EXERCISE GOAL:
Reproduce all of the material word for word.

ENTRIES SUPPLIED:
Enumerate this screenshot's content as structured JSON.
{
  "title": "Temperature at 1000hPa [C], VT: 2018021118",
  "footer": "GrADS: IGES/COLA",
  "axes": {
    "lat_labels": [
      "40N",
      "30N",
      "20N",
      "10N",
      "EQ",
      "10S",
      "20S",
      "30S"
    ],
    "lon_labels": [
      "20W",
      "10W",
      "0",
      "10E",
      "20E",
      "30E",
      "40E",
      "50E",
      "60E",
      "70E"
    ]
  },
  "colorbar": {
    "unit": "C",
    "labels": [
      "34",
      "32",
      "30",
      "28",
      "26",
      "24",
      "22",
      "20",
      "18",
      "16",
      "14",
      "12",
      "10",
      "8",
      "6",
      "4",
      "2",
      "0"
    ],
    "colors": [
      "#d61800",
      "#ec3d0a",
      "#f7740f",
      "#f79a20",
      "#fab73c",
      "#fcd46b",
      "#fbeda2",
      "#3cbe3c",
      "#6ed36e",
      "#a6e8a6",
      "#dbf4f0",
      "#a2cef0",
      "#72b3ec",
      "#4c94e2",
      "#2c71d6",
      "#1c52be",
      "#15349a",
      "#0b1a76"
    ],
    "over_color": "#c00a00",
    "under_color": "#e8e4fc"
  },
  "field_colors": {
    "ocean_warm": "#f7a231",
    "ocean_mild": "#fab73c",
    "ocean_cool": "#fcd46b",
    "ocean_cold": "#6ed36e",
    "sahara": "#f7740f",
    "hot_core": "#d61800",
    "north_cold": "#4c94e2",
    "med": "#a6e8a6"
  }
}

OUTPUT FOR THIS EXERCISE:
Enumerate this screenshot's content as structured JSON.
{
  "title": "Temperature at 1000hPa [C], VT: 2018021118",
  "footer": "GrADS: IGES/COLA",
  "axes": {
    "lat_labels": [
      "40N",
      "30N",
      "20N",
      "10N",
      "EQ",
      "10S",
      "20S",
      "30S"
    ],
    "lon_labels": [
      "20W",
      "10W",
      "0",
      "10E",
      "20E",
      "30E",
      "40E",
      "50E",
      "60E",
      "70E"
    ]
  },
  "colorbar": {
    "unit": "C",
    "labels": [
      "34",
      "32",
      "30",
      "28",
      "26",
      "24",
      "22",
      "20",
      "18",
      "16",
      "14",
      "12",
      "10",
      "8",
      "6",
      "4",
      "2",
      "0"
    ],
    "colors": [
      "#d61800",
      "#ec3d0a",
      "#f7740f",
      "#f79a20",
      "#fab73c",
      "#fcd46b",
      "#fbeda2",
      "#3cbe3c",
      "#6ed36e",
      "#a6e8a6",
      "#dbf4f0",
      "#a2cef0",
      "#72b3ec",
      "#4c94e2",
      "#2c71d6",
      "#1c52be",
      "#15349a",
      "#0b1a76"
    ],
    "over_color": "#c00a00",
    "under_color": "#e8e4fc"
  },
  "field_colors": {
    "ocean_warm": "#f7a231",
    "ocean_mild": "#fab73c",
    "ocean_cool": "#fcd46b",
    "ocean_cold": "#6ed36e",
    "sahara": "#f7740f",
    "hot_core": "#d61800",
    "north_cold": "#4c94e2",
    "med": "#a6e8a6"
  }
}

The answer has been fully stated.